[Start of PROVIDED ENTRIES]

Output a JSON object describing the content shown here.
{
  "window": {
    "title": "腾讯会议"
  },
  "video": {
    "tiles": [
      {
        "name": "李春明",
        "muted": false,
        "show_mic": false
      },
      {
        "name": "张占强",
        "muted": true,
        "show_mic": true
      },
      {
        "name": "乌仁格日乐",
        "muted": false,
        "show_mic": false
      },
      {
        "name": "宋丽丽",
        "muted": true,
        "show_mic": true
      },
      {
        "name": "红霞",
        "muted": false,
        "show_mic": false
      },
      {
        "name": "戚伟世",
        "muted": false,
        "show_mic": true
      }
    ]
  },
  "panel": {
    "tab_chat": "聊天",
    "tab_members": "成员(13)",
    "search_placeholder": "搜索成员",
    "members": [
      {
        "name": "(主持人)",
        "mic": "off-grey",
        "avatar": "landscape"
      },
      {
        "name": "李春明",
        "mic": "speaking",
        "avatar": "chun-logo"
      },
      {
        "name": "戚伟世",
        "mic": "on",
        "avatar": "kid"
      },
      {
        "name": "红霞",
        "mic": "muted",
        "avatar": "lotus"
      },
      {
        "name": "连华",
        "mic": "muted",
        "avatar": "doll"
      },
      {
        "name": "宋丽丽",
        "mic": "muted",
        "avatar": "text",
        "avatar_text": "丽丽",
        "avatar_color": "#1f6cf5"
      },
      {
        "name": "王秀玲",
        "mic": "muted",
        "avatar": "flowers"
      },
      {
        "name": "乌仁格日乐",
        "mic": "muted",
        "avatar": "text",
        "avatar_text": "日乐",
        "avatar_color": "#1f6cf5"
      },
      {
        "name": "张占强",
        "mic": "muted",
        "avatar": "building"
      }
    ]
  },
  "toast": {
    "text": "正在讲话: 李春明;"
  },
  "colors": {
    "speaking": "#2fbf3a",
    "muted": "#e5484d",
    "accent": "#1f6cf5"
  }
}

[End of PROVIDED ENTRIES]

# [GOAL]
Your task is to output all of the data above word for word.

# [FINISHED EXERCISE]
Output a JSON object describing the content shown here.
{
  "window": {
    "title": "腾讯会议"
  },
  "video": {
    "tiles": [
      {
        "name": "李春明",
        "muted": false,
        "show_mic": false
      },
      {
        "name": "张占强",
        "muted": true,
        "show_mic": true
      },
      {
        "name": "乌仁格日乐",
        "muted": false,
        "show_mic": false
      },
      {
        "name": "宋丽丽",
        "muted": true,
        "show_mic": true
      },
      {
        "name": "红霞",
        "muted": false,
        "show_mic": false
      },
      {
        "name": "戚伟世",
        "muted": false,
        "show_mic": true
      }
    ]
  },
  "panel": {
    "tab_chat": "聊天",
    "tab_members": "成员(13)",
    "search_placeholder": "搜索成员",
    "members": [
      {
        "name": "(主持人)",
        "mic": "off-grey",
        "avatar": "landscape"
      },
      {
        "name": "李春明",
        "mic": "speaking",
        "avatar": "chun-logo"
      },
      {
        "name": "戚伟世",
        "mic": "on",
        "avatar": "kid"
      },
      {
        "name": "红霞",
        "mic": "muted",
        "avatar": "lotus"
      },
      {
        "name": "连华",
        "mic": "muted",
        "avatar": "doll"
      },
      {
        "name": "宋丽丽",
        "mic": "muted",
        "avatar": "text",
        "avatar_text": "丽丽",
        "avatar_color": "#1f6cf5"
      },
      {
        "name": "王秀玲",
        "mic": "muted",
        "avatar": "flowers"
      },
      {
        "name": "乌仁格日乐",
        "mic": "muted",
        "avatar": "text",
        "avatar_text": "日乐",
        "avatar_color": "#1f6cf5"
      },
      {
        "name": "张占强",
        "mic": "muted",
        "avatar": "building"
      }
    ]
  },
  "toast": {
    "text": "正在讲话: 李春明;"
  },
  "colors": {
    "speaking": "#2fbf3a",
    "muted": "#e5484d",
    "accent": "#1f6cf5"
  }
}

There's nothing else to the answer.